Your instructions>
Write every record out again exactly as given.

Data for processing>
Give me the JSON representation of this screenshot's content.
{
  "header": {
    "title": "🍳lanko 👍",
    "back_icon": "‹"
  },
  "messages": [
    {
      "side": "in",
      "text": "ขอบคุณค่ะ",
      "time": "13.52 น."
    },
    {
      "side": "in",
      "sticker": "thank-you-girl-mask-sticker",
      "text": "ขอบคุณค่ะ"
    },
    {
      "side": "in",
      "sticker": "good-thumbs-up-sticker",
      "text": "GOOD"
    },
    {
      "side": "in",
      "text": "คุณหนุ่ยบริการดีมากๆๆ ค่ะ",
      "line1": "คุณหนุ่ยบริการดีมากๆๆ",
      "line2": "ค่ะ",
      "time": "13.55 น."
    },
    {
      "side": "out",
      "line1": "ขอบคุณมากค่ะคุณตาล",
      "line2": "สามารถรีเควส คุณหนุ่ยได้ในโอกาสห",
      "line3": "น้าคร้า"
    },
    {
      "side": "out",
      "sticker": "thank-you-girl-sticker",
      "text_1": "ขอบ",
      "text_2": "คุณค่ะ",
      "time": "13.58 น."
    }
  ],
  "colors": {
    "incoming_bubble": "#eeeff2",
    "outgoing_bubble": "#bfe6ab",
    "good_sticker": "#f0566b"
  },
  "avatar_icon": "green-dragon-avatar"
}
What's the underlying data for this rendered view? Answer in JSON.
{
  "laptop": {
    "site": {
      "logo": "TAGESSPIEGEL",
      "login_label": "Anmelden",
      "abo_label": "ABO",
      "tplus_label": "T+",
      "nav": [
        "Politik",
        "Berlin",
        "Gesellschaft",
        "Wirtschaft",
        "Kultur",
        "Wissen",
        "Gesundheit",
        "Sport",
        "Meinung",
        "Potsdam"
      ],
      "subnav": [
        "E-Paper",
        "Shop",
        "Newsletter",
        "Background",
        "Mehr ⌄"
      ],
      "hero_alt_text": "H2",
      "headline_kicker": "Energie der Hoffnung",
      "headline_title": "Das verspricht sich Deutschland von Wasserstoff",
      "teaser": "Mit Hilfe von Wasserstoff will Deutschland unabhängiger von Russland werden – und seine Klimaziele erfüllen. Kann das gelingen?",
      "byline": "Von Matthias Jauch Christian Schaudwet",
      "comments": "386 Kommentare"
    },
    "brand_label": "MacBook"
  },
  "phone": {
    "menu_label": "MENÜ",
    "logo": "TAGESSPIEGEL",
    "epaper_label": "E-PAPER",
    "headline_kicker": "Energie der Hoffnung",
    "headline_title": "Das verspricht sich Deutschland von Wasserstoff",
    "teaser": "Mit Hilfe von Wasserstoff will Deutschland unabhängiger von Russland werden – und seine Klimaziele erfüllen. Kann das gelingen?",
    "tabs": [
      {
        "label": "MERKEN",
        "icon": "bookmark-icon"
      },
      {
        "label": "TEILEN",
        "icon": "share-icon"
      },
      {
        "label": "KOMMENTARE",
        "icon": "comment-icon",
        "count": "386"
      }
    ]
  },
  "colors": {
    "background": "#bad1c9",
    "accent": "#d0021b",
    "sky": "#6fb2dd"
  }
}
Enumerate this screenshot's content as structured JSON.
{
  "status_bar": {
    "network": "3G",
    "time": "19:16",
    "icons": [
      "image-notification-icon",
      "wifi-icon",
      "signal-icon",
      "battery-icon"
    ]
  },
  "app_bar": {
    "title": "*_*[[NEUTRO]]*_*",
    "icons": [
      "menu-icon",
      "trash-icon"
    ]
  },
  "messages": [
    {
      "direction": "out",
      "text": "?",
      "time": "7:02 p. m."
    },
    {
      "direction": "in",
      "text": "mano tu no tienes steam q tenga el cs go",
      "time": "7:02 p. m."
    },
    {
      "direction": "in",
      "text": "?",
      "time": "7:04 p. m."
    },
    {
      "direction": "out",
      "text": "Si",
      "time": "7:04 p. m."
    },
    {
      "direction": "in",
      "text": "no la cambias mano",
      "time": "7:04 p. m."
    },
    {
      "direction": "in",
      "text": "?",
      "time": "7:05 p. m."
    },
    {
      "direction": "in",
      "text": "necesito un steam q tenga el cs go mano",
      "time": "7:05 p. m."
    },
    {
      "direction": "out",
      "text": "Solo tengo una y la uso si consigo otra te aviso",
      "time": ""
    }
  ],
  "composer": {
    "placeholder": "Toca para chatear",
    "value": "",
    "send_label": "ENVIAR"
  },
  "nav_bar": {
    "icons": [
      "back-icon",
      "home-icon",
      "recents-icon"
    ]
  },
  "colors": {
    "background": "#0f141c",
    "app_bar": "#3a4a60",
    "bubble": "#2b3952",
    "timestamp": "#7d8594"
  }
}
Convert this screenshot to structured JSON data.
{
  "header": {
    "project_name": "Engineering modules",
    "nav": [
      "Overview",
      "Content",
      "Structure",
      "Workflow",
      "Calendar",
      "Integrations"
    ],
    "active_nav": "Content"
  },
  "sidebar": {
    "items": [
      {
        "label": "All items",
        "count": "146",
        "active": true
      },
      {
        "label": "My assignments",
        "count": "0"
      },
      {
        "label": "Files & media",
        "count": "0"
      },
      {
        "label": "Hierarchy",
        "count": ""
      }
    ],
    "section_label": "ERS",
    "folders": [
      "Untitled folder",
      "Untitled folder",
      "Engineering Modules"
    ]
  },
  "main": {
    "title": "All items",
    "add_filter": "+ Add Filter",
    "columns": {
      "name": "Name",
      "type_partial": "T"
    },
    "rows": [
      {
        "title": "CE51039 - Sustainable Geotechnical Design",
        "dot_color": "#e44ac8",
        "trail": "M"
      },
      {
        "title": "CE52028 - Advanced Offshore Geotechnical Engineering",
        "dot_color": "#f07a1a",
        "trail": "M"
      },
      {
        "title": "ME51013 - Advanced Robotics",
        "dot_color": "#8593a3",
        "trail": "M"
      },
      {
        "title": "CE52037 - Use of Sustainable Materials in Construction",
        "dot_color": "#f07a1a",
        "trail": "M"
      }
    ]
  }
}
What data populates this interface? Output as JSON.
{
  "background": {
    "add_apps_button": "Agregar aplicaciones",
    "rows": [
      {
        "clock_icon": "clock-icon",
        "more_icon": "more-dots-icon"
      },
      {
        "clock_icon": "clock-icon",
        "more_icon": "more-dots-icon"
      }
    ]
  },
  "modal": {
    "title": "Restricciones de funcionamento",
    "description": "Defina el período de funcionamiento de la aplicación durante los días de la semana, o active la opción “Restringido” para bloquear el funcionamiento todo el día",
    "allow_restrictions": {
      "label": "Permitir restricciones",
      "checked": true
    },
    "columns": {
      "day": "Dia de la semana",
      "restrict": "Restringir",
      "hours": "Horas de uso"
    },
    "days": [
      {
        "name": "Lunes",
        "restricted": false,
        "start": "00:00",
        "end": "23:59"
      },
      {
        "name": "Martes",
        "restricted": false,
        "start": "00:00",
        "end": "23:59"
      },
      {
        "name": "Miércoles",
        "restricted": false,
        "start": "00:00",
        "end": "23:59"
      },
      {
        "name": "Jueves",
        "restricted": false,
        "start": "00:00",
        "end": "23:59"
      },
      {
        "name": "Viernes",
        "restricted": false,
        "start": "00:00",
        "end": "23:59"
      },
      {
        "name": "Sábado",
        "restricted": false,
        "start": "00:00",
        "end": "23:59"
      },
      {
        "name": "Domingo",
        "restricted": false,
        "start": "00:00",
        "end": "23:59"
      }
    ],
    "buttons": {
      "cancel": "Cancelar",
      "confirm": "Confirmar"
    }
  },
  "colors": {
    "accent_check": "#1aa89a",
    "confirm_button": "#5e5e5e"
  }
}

Reply to the task>
Give me the JSON representation of this screenshot's content.
{
  "header": {
    "title": "🍳lanko 👍",
    "back_icon": "‹"
  },
  "messages": [
    {
      "side": "in",
      "text": "ขอบคุณค่ะ",
      "time": "13.52 น."
    },
    {
      "side": "in",
      "sticker": "thank-you-girl-mask-sticker",
      "text": "ขอบคุณค่ะ"
    },
    {
      "side": "in",
      "sticker": "good-thumbs-up-sticker",
      "text": "GOOD"
    },
    {
      "side": "in",
      "text": "คุณหนุ่ยบริการดีมากๆๆ ค่ะ",
      "line1": "คุณหนุ่ยบริการดีมากๆๆ",
      "line2": "ค่ะ",
      "time": "13.55 น."
    },
    {
      "side": "out",
      "line1": "ขอบคุณมากค่ะคุณตาล",
      "line2": "สามารถรีเควส คุณหนุ่ยได้ในโอกาสห",
      "line3": "น้าคร้า"
    },
    {
      "side": "out",
      "sticker": "thank-you-girl-sticker",
      "text_1": "ขอบ",
      "text_2": "คุณค่ะ",
      "time": "13.58 น."
    }
  ],
  "colors": {
    "incoming_bubble": "#eeeff2",
    "outgoing_bubble": "#bfe6ab",
    "good_sticker": "#f0566b"
  },
  "avatar_icon": "green-dragon-avatar"
}
What's the underlying data for this rendered view? Answer in JSON.
{
  "laptop": {
    "site": {
      "logo": "TAGESSPIEGEL",
      "login_label": "Anmelden",
      "abo_label": "ABO",
      "tplus_label": "T+",
      "nav": [
        "Politik",
        "Berlin",
        "Gesellschaft",
        "Wirtschaft",
        "Kultur",
        "Wissen",
        "Gesundheit",
        "Sport",
        "Meinung",
        "Potsdam"
      ],
      "subnav": [
        "E-Paper",
        "Shop",
        "Newsletter",
        "Background",
        "Mehr ⌄"
      ],
      "hero_alt_text": "H2",
      "headline_kicker": "Energie der Hoffnung",
      "headline_title": "Das verspricht sich Deutschland von Wasserstoff",
      "teaser": "Mit Hilfe von Wasserstoff will Deutschland unabhängiger von Russland werden – und seine Klimaziele erfüllen. Kann das gelingen?",
      "byline": "Von Matthias Jauch Christian Schaudwet",
      "comments": "386 Kommentare"
    },
    "brand_label": "MacBook"
  },
  "phone": {
    "menu_label": "MENÜ",
    "logo": "TAGESSPIEGEL",
    "epaper_label": "E-PAPER",
    "headline_kicker": "Energie der Hoffnung",
    "headline_title": "Das verspricht sich Deutschland von Wasserstoff",
    "teaser": "Mit Hilfe von Wasserstoff will Deutschland unabhängiger von Russland werden – und seine Klimaziele erfüllen. Kann das gelingen?",
    "tabs": [
      {
        "label": "MERKEN",
        "icon": "bookmark-icon"
      },
      {
        "label": "TEILEN",
        "icon": "share-icon"
      },
      {
        "label": "KOMMENTARE",
        "icon": "comment-icon",
        "count": "386"
      }
    ]
  },
  "colors": {
    "background": "#bad1c9",
    "accent": "#d0021b",
    "sky": "#6fb2dd"
  }
}
Enumerate this screenshot's content as structured JSON.
{
  "status_bar": {
    "network": "3G",
    "time": "19:16",
    "icons": [
      "image-notification-icon",
      "wifi-icon",
      "signal-icon",
      "battery-icon"
    ]
  },
  "app_bar": {
    "title": "*_*[[NEUTRO]]*_*",
    "icons": [
      "menu-icon",
      "trash-icon"
    ]
  },
  "messages": [
    {
      "direction": "out",
      "text": "?",
      "time": "7:02 p. m."
    },
    {
      "direction": "in",
      "text": "mano tu no tienes steam q tenga el cs go",
      "time": "7:02 p. m."
    },
    {
      "direction": "in",
      "text": "?",
      "time": "7:04 p. m."
    },
    {
      "direction": "out",
      "text": "Si",
      "time": "7:04 p. m."
    },
    {
      "direction": "in",
      "text": "no la cambias mano",
      "time": "7:04 p. m."
    },
    {
      "direction": "in",
      "text": "?",
      "time": "7:05 p. m."
    },
    {
      "direction": "in",
      "text": "necesito un steam q tenga el cs go mano",
      "time": "7:05 p. m."
    },
    {
      "direction": "out",
      "text": "Solo tengo una y la uso si consigo otra te aviso",
      "time": ""
    }
  ],
  "composer": {
    "placeholder": "Toca para chatear",
    "value": "",
    "send_label": "ENVIAR"
  },
  "nav_bar": {
    "icons": [
      "back-icon",
      "home-icon",
      "recents-icon"
    ]
  },
  "colors": {
    "background": "#0f141c",
    "app_bar": "#3a4a60",
    "bubble": "#2b3952",
    "timestamp": "#7d8594"
  }
}
Convert this screenshot to structured JSON data.
{
  "header": {
    "project_name": "Engineering modules",
    "nav": [
      "Overview",
      "Content",
      "Structure",
      "Workflow",
      "Calendar",
      "Integrations"
    ],
    "active_nav": "Content"
  },
  "sidebar": {
    "items": [
      {
        "label": "All items",
        "count": "146",
        "active": true
      },
      {
        "label": "My assignments",
        "count": "0"
      },
      {
        "label": "Files & media",
        "count": "0"
      },
      {
        "label": "Hierarchy",
        "count": ""
      }
    ],
    "section_label": "ERS",
    "folders": [
      "Untitled folder",
      "Untitled folder",
      "Engineering Modules"
    ]
  },
  "main": {
    "title": "All items",
    "add_filter": "+ Add Filter",
    "columns": {
      "name": "Name",
      "type_partial": "T"
    },
    "rows": [
      {
        "title": "CE51039 - Sustainable Geotechnical Design",
        "dot_color": "#e44ac8",
        "trail": "M"
      },
      {
        "title": "CE52028 - Advanced Offshore Geotechnical Engineering",
        "dot_color": "#f07a1a",
        "trail": "M"
      },
      {
        "title": "ME51013 - Advanced Robotics",
        "dot_color": "#8593a3",
        "trail": "M"
      },
      {
        "title": "CE52037 - Use of Sustainable Materials in Construction",
        "dot_color": "#f07a1a",
        "trail": "M"
      }
    ]
  }
}
What data populates this interface? Output as JSON.
{
  "background": {
    "add_apps_button": "Agregar aplicaciones",
    "rows": [
      {
        "clock_icon": "clock-icon",
        "more_icon": "more-dots-icon"
      },
      {
        "clock_icon": "clock-icon",
        "more_icon": "more-dots-icon"
      }
    ]
  },
  "modal": {
    "title": "Restricciones de funcionamento",
    "description": "Defina el período de funcionamiento de la aplicación durante los días de la semana, o active la opción “Restringido” para bloquear el funcionamiento todo el día",
    "allow_restrictions": {
      "label": "Permitir restricciones",
      "checked": true
    },
    "columns": {
      "day": "Dia de la semana",
      "restrict": "Restringir",
      "hours": "Horas de uso"
    },
    "days": [
      {
        "name": "Lunes",
        "restricted": false,
        "start": "00:00",
        "end": "23:59"
      },
      {
        "name": "Martes",
        "restricted": false,
        "start": "00:00",
        "end": "23:59"
      },
      {
        "name": "Miércoles",
        "restricted": false,
        "start": "00:00",
        "end": "23:59"
      },
      {
        "name": "Jueves",
        "restricted": false,
        "start": "00:00",
        "end": "23:59"
      },
      {
        "name": "Viernes",
        "restricted": false,
        "start": "00:00",
        "end": "23:59"
      },
      {
        "name": "Sábado",
        "restricted": false,
        "start": "00:00",
        "end": "23:59"
      },
      {
        "name": "Domingo",
        "restricted": false,
        "start": "00:00",
        "end": "23:59"
      }
    ],
    "buttons": {
      "cancel": "Cancelar",
      "confirm": "Confirmar"
    }
  },
  "colors": {
    "accent_check": "#1aa89a",
    "confirm_button": "#5e5e5e"
  }
}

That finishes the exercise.